Figure record extracts
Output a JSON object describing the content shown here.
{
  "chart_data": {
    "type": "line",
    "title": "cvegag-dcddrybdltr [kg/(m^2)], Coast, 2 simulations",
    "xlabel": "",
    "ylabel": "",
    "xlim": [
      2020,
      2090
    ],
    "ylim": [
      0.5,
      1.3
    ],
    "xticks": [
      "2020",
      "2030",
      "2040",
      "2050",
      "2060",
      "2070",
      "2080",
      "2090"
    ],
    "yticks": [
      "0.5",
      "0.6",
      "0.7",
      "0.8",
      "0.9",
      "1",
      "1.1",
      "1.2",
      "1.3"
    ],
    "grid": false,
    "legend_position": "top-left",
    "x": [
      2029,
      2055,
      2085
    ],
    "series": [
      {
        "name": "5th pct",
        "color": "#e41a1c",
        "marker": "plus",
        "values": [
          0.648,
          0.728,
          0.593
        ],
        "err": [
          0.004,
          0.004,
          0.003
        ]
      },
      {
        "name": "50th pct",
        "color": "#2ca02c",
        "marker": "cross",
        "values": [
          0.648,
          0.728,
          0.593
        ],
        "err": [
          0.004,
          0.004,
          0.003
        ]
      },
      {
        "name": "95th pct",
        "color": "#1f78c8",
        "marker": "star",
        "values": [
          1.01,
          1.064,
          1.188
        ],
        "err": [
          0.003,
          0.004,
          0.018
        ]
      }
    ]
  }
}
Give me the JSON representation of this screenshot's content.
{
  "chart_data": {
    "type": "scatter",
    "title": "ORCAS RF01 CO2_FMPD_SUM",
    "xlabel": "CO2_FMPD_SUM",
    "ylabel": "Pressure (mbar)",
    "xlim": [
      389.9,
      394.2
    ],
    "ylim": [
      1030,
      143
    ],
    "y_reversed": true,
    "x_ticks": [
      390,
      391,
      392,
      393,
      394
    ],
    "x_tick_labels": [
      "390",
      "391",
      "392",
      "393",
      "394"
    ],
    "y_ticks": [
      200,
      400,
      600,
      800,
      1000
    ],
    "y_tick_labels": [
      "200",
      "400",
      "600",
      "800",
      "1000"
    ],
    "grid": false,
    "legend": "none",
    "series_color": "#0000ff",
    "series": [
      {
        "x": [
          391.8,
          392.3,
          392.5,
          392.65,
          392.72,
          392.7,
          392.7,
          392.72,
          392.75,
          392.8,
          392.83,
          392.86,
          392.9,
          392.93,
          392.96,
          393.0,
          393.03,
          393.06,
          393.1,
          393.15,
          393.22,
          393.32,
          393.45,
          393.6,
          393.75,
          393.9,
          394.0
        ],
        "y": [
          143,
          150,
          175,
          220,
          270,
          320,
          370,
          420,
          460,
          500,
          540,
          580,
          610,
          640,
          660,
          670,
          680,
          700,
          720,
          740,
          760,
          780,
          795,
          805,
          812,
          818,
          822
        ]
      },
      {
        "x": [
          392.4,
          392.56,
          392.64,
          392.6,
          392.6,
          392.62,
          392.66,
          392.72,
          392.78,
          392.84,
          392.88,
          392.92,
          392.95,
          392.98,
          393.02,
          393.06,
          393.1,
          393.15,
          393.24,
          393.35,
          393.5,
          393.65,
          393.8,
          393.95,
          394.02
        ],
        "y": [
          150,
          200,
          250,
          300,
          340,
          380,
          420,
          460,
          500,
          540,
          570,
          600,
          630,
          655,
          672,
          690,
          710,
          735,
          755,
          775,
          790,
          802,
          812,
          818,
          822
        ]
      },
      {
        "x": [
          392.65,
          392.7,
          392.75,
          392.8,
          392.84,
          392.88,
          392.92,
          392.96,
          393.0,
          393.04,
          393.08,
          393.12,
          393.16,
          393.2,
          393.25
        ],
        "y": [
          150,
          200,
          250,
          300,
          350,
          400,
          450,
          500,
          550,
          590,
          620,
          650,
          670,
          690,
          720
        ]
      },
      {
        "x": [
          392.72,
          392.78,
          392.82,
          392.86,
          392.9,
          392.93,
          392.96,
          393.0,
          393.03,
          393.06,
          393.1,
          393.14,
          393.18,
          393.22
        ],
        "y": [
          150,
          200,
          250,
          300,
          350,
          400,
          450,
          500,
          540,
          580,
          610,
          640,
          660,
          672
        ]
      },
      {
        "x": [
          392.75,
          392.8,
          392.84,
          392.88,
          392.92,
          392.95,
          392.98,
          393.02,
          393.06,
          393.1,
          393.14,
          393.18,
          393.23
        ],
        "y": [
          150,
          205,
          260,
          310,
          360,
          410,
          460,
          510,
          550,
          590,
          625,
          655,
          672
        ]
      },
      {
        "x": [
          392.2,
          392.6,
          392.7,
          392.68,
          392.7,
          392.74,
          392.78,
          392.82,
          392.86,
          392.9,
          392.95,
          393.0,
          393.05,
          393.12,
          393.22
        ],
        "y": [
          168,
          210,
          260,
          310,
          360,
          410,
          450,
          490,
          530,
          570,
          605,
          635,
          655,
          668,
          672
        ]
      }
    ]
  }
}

▶ **What you are asked to do**
Go through the records above and set each one down exactly, please.

▶ **Result of this exercise**
Output a JSON object describing the content shown here.
{
  "chart_data": {
    "type": "line",
    "title": "cvegag-dcddrybdltr [kg/(m^2)], Coast, 2 simulations",
    "xlabel": "",
    "ylabel": "",
    "xlim": [
      2020,
      2090
    ],
    "ylim": [
      0.5,
      1.3
    ],
    "xticks": [
      "2020",
      "2030",
      "2040",
      "2050",
      "2060",
      "2070",
      "2080",
      "2090"
    ],
    "yticks": [
      "0.5",
      "0.6",
      "0.7",
      "0.8",
      "0.9",
      "1",
      "1.1",
      "1.2",
      "1.3"
    ],
    "grid": false,
    "legend_position": "top-left",
    "x": [
      2029,
      2055,
      2085
    ],
    "series": [
      {
        "name": "5th pct",
        "color": "#e41a1c",
        "marker": "plus",
        "values": [
          0.648,
          0.728,
          0.593
        ],
        "err": [
          0.004,
          0.004,
          0.003
        ]
      },
      {
        "name": "50th pct",
        "color": "#2ca02c",
        "marker": "cross",
        "values": [
          0.648,
          0.728,
          0.593
        ],
        "err": [
          0.004,
          0.004,
          0.003
        ]
      },
      {
        "name": "95th pct",
        "color": "#1f78c8",
        "marker": "star",
        "values": [
          1.01,
          1.064,
          1.188
        ],
        "err": [
          0.003,
          0.004,
          0.018
        ]
      }
    ]
  }
}
Give me the JSON representation of this screenshot's content.
{
  "chart_data": {
    "type": "scatter",
    "title": "ORCAS RF01 CO2_FMPD_SUM",
    "xlabel": "CO2_FMPD_SUM",
    "ylabel": "Pressure (mbar)",
    "xlim": [
      389.9,
      394.2
    ],
    "ylim": [
      1030,
      143
    ],
    "y_reversed": true,
    "x_ticks": [
      390,
      391,
      392,
      393,
      394
    ],
    "x_tick_labels": [
      "390",
      "391",
      "392",
      "393",
      "394"
    ],
    "y_ticks": [
      200,
      400,
      600,
      800,
      1000
    ],
    "y_tick_labels": [
      "200",
      "400",
      "600",
      "800",
      "1000"
    ],
    "grid": false,
    "legend": "none",
    "series_color": "#0000ff",
    "series": [
      {
        "x": [
          391.8,
          392.3,
          392.5,
          392.65,
          392.72,
          392.7,
          392.7,
          392.72,
          392.75,
          392.8,
          392.83,
          392.86,
          392.9,
          392.93,
          392.96,
          393.0,
          393.03,
          393.06,
          393.1,
          393.15,
          393.22,
          393.32,
          393.45,
          393.6,
          393.75,
          393.9,
          394.0
        ],
        "y": [
          143,
          150,
          175,
          220,
          270,
          320,
          370,
          420,
          460,
          500,
          540,
          580,
          610,
          640,
          660,
          670,
          680,
          700,
          720,
          740,
          760,
          780,
          795,
          805,
          812,
          818,
          822
        ]
      },
      {
        "x": [
          392.4,
          392.56,
          392.64,
          392.6,
          392.6,
          392.62,
          392.66,
          392.72,
          392.78,
          392.84,
          392.88,
          392.92,
          392.95,
          392.98,
          393.02,
          393.06,
          393.1,
          393.15,
          393.24,
          393.35,
          393.5,
          393.65,
          393.8,
          393.95,
          394.02
        ],
        "y": [
          150,
          200,
          250,
          300,
          340,
          380,
          420,
          460,
          500,
          540,
          570,
          600,
          630,
          655,
          672,
          690,
          710,
          735,
          755,
          775,
          790,
          802,
          812,
          818,
          822
        ]
      },
      {
        "x": [
          392.65,
          392.7,
          392.75,
          392.8,
          392.84,
          392.88,
          392.92,
          392.96,
          393.0,
          393.04,
          393.08,
          393.12,
          393.16,
          393.2,
          393.25
        ],
        "y": [
          150,
          200,
          250,
          300,
          350,
          400,
          450,
          500,
          550,
          590,
          620,
          650,
          670,
          690,
          720
        ]
      },
      {
        "x": [
          392.72,
          392.78,
          392.82,
          392.86,
          392.9,
          392.93,
          392.96,
          393.0,
          393.03,
          393.06,
          393.1,
          393.14,
          393.18,
          393.22
        ],
        "y": [
          150,
          200,
          250,
          300,
          350,
          400,
          450,
          500,
          540,
          580,
          610,
          640,
          660,
          672
        ]
      },
      {
        "x": [
          392.75,
          392.8,
          392.84,
          392.88,
          392.92,
          392.95,
          392.98,
          393.02,
          393.06,
          393.1,
          393.14,
          393.18,
          393.23
        ],
        "y": [
          150,
          205,
          260,
          310,
          360,
          410,
          460,
          510,
          550,
          590,
          625,
          655,
          672
        ]
      },
      {
        "x": [
          392.2,
          392.6,
          392.7,
          392.68,
          392.7,
          392.74,
          392.78,
          392.82,
          392.86,
          392.9,
          392.95,
          393.0,
          393.05,
          393.12,
          393.22
        ],
        "y": [
          168,
          210,
          260,
          310,
          360,
          410,
          450,
          490,
          530,
          570,
          605,
          635,
          655,
          668,
          672
        ]
      }
    ]
  }
}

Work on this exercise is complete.